Lines holding the string "content" are the ones to copy from this listing.

☆ ☆ ☆ ☆

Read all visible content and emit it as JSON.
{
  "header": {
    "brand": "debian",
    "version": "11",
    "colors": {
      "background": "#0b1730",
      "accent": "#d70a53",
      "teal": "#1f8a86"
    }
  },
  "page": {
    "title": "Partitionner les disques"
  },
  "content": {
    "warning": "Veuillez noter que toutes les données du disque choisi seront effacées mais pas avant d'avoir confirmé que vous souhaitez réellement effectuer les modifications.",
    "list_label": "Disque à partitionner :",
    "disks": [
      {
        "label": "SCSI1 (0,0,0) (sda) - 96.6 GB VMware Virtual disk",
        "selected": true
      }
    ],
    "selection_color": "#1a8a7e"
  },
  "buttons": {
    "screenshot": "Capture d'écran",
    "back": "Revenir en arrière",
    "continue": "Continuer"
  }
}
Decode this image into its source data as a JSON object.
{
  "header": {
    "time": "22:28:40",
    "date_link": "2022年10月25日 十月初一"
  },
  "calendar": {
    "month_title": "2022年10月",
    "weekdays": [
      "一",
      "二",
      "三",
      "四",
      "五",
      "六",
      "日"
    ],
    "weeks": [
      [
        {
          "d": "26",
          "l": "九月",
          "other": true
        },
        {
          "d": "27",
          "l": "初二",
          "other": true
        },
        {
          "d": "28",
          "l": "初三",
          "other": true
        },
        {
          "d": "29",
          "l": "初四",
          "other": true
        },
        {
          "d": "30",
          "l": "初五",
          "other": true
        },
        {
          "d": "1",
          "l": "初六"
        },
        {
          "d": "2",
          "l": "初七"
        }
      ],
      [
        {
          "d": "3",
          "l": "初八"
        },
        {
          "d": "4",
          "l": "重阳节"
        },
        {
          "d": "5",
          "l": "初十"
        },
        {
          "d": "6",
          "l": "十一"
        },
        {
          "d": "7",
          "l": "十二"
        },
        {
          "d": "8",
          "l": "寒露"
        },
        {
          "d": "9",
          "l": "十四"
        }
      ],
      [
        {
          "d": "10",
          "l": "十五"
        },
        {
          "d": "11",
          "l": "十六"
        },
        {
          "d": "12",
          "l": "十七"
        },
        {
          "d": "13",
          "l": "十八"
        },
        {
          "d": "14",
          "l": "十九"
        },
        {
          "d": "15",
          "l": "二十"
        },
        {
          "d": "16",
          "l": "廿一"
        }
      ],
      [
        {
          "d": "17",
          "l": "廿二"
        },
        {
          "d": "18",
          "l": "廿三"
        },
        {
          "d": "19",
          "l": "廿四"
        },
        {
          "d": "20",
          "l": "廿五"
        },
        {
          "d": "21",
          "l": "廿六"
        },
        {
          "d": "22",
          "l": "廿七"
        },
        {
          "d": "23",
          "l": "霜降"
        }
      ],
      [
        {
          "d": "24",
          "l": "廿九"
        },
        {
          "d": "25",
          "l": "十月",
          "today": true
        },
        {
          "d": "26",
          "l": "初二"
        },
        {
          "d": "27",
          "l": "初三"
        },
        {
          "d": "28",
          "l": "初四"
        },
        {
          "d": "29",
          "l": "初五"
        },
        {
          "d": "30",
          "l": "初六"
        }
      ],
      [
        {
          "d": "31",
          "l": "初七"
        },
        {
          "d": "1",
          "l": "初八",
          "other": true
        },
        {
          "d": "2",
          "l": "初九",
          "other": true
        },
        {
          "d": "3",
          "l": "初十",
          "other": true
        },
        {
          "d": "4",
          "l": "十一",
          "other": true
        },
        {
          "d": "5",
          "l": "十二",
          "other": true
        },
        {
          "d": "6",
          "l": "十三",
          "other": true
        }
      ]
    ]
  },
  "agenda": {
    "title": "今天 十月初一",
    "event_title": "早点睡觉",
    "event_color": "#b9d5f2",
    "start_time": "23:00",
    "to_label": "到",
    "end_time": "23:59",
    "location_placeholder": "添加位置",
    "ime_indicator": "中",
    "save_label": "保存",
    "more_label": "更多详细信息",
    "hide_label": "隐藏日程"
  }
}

☆ ☆ ☆ ☆

▶ _Answer below_
Read all visible content and emit it as JSON.
  "content": {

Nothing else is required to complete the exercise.